**DATASET RECORDS**.
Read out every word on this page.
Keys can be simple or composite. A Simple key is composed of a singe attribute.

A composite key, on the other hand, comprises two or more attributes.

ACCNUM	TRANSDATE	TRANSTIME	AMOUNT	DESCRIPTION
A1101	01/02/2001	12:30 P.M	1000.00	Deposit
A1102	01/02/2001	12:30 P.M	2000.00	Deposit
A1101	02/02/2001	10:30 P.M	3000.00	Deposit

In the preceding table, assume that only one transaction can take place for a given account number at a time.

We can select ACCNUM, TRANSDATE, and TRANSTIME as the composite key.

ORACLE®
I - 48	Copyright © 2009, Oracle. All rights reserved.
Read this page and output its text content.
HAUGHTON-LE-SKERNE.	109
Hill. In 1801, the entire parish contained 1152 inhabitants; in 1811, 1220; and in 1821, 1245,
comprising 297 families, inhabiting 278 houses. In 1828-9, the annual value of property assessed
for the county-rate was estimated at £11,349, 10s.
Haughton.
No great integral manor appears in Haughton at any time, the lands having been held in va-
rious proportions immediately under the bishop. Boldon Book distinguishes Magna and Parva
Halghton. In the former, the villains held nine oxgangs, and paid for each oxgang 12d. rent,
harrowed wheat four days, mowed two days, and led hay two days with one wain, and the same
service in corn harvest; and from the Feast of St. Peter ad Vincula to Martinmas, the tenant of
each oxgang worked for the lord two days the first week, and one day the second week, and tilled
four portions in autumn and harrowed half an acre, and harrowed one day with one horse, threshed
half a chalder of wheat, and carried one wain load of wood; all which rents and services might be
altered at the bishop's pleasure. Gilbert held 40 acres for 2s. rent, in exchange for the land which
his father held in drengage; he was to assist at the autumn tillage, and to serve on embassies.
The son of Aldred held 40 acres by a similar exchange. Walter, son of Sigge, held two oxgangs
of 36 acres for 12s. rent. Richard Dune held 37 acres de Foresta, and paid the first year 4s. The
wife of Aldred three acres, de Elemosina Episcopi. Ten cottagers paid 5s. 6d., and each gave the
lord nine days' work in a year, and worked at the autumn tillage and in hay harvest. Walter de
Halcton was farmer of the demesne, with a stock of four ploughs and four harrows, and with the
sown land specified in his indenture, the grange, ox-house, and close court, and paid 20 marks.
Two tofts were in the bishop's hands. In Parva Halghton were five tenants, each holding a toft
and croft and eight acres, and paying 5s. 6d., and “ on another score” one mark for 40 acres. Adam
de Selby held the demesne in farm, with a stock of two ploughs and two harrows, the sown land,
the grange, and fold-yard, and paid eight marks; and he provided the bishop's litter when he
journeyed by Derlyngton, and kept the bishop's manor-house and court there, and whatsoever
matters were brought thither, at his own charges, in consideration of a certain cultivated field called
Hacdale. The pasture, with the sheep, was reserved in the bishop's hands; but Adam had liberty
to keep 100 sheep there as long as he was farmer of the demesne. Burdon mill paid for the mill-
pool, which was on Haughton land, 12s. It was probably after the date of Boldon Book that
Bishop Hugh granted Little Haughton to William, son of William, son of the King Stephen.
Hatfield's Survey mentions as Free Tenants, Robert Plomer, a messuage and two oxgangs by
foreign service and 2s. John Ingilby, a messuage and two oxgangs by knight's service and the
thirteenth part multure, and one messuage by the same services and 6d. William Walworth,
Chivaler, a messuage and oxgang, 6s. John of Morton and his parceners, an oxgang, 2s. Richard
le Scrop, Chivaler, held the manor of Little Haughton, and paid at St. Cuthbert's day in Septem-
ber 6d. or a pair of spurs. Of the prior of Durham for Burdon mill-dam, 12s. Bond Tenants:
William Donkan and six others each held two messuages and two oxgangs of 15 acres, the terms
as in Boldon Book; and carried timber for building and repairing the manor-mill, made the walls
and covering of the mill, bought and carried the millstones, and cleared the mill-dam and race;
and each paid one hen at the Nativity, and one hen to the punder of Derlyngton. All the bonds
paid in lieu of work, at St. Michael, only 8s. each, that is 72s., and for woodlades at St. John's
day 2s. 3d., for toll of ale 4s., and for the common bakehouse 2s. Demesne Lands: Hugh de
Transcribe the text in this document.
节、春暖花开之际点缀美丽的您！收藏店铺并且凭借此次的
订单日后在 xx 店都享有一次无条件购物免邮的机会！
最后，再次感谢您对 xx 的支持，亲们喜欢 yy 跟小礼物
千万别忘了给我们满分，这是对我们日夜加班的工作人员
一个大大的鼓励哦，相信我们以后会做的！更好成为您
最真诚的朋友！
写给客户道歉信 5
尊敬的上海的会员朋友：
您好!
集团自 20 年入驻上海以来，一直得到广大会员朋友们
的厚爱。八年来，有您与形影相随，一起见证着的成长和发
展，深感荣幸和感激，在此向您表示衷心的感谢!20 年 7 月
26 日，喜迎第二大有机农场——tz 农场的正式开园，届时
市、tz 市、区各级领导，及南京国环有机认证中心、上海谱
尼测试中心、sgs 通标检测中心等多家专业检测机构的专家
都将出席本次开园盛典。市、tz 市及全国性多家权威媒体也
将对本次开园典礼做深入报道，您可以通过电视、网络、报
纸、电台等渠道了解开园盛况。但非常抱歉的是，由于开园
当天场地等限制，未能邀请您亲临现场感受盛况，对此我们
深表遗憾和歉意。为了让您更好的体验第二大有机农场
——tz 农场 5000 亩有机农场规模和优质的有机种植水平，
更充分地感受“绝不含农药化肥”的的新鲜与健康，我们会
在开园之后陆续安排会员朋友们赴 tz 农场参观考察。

**YOUR GOAL**.
Report the number of lines that contain "Read", with no other words.

**EXERCISE RESULT**.
2